**What you will do**
Your task is to copy every line of this material exactly.

┌──

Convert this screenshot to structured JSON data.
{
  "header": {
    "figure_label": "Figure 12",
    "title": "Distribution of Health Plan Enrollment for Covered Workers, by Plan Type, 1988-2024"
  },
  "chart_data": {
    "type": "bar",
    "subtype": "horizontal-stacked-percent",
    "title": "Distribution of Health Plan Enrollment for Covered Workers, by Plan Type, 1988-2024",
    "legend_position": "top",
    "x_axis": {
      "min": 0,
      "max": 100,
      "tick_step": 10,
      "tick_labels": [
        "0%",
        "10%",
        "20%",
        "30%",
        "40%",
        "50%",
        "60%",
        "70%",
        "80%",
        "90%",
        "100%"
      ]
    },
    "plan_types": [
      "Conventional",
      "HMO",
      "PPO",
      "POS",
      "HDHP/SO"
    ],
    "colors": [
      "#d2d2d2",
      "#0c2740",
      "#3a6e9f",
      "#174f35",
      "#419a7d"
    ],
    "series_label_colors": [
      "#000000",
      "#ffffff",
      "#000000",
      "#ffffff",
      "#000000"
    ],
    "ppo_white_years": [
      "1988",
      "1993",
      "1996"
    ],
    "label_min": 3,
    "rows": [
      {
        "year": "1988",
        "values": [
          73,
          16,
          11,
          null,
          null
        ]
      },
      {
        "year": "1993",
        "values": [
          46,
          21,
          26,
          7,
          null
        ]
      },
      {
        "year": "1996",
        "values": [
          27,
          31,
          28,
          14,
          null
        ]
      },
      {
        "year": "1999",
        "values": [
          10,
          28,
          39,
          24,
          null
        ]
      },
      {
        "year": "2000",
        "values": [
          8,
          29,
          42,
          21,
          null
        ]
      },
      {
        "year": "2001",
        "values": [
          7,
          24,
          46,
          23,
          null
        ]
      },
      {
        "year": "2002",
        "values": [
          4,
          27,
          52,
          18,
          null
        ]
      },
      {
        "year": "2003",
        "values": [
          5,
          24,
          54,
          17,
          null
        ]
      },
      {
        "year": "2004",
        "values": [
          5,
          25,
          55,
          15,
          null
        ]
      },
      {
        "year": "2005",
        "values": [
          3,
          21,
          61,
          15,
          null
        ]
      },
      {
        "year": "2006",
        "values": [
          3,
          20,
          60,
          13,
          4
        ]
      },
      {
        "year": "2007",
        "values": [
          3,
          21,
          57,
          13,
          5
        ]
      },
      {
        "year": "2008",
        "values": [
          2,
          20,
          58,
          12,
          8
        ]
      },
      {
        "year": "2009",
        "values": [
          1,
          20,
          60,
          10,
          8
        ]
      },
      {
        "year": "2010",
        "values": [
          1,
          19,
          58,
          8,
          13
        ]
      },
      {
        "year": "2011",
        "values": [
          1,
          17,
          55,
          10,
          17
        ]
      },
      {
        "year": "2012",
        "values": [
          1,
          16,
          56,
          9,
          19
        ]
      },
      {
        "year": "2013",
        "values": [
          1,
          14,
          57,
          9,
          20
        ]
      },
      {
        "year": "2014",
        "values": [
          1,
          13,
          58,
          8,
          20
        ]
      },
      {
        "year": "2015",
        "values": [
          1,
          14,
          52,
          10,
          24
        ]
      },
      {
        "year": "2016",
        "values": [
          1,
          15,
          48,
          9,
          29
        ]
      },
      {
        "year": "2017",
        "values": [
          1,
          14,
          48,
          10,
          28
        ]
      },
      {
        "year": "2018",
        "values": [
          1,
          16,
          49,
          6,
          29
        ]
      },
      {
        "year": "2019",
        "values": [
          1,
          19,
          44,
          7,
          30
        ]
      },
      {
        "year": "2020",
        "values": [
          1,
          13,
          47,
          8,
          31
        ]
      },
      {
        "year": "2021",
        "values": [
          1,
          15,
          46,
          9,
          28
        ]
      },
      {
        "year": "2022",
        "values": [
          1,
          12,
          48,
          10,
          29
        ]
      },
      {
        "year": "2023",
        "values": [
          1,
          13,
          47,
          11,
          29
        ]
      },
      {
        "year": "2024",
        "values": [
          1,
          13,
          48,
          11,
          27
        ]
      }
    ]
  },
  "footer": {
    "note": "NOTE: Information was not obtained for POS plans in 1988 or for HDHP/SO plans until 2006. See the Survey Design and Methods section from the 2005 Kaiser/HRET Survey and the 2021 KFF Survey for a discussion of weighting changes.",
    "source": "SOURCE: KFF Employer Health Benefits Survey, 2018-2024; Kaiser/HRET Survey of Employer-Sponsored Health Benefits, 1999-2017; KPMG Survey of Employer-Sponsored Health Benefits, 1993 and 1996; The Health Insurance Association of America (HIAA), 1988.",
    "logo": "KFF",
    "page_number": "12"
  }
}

└──

**Answer for the task**
Convert this screenshot to structured JSON data.
{
  "header": {
    "figure_label": "Figure 12",
    "title": "Distribution of Health Plan Enrollment for Covered Workers, by Plan Type, 1988-2024"
  },
  "chart_data": {
    "type": "bar",
    "subtype": "horizontal-stacked-percent",
    "title": "Distribution of Health Plan Enrollment for Covered Workers, by Plan Type, 1988-2024",
    "legend_position": "top",
    "x_axis": {
      "min": 0,
      "max": 100,
      "tick_step": 10,
      "tick_labels": [
        "0%",
        "10%",
        "20%",
        "30%",
        "40%",
        "50%",
        "60%",
        "70%",
        "80%",
        "90%",
        "100%"
      ]
    },
    "plan_types": [
      "Conventional",
      "HMO",
      "PPO",
      "POS",
      "HDHP/SO"
    ],
    "colors": [
      "#d2d2d2",
      "#0c2740",
      "#3a6e9f",
      "#174f35",
      "#419a7d"
    ],
    "series_label_colors": [
      "#000000",
      "#ffffff",
      "#000000",
      "#ffffff",
      "#000000"
    ],
    "ppo_white_years": [
      "1988",
      "1993",
      "1996"
    ],
    "label_min": 3,
    "rows": [
      {
        "year": "1988",
        "values": [
          73,
          16,
          11,
          null,
          null
        ]
      },
      {
        "year": "1993",
        "values": [
          46,
          21,
          26,
          7,
          null
        ]
      },
      {
        "year": "1996",
        "values": [
          27,
          31,
          28,
          14,
          null
        ]
      },
      {
        "year": "1999",
        "values": [
          10,
          28,
          39,
          24,
          null
        ]
      },
      {
        "year": "2000",
        "values": [
          8,
          29,
          42,
          21,
          null
        ]
      },
      {
        "year": "2001",
        "values": [
          7,
          24,
          46,
          23,
          null
        ]
      },
      {
        "year": "2002",
        "values": [
          4,
          27,
          52,
          18,
          null
        ]
      },
      {
        "year": "2003",
        "values": [
          5,
          24,
          54,
          17,
          null
        ]
      },
      {
        "year": "2004",
        "values": [
          5,
          25,
          55,
          15,
          null
        ]
      },
      {
        "year": "2005",
        "values": [
          3,
          21,
          61,
          15,
          null
        ]
      },
      {
        "year": "2006",
        "values": [
          3,
          20,
          60,
          13,
          4
        ]
      },
      {
        "year": "2007",
        "values": [
          3,
          21,
          57,
          13,
          5
        ]
      },
      {
        "year": "2008",
        "values": [
          2,
          20,
          58,
          12,
          8
        ]
      },
      {
        "year": "2009",
        "values": [
          1,
          20,
          60,
          10,
          8
        ]
      },
      {
        "year": "2010",
        "values": [
          1,
          19,
          58,
          8,
          13
        ]
      },
      {
        "year": "2011",
        "values": [
          1,
          17,
          55,
          10,
          17
        ]
      },
      {
        "year": "2012",
        "values": [
          1,
          16,
          56,
          9,
          19
        ]
      },
      {
        "year": "2013",
        "values": [
          1,
          14,
          57,
          9,
          20
        ]
      },
      {
        "year": "2014",
        "values": [
          1,
          13,
          58,
          8,
          20
        ]
      },
      {
        "year": "2015",
        "values": [
          1,
          14,
          52,
          10,
          24
        ]
      },
      {
        "year": "2016",
        "values": [
          1,
          15,
          48,
          9,
          29
        ]
      },
      {
        "year": "2017",
        "values": [
          1,
          14,
          48,
          10,
          28
        ]
      },
      {
        "year": "2018",
        "values": [
          1,
          16,
          49,
          6,
          29
        ]
      },
      {
        "year": "2019",
        "values": [
          1,
          19,
          44,
          7,
          30
        ]
      },
      {
        "year": "2020",
        "values": [
          1,
          13,
          47,
          8,
          31
        ]
      },
      {
        "year": "2021",
        "values": [
          1,
          15,
          46,
          9,
          28
        ]
      },
      {
        "year": "2022",
        "values": [
          1,
          12,
          48,
          10,
          29
        ]
      },
      {
        "year": "2023",
        "values": [
          1,
          13,
          47,
          11,
          29
        ]
      },
      {
        "year": "2024",
        "values": [
          1,
          13,
          48,
          11,
          27
        ]
      }
    ]
  },
  "footer": {
    "note": "NOTE: Information was not obtained for POS plans in 1988 or for HDHP/SO plans until 2006. See the Survey Design and Methods section from the 2005 Kaiser/HRET Survey and the 2021 KFF Survey for a discussion of weighting changes.",
    "source": "SOURCE: KFF Employer Health Benefits Survey, 2018-2024; Kaiser/HRET Survey of Employer-Sponsored Health Benefits, 1999-2017; KPMG Survey of Employer-Sponsored Health Benefits, 1993 and 1996; The Health Insurance Association of America (HIAA), 1988.",
    "logo": "KFF",
    "page_number": "12"
  }
}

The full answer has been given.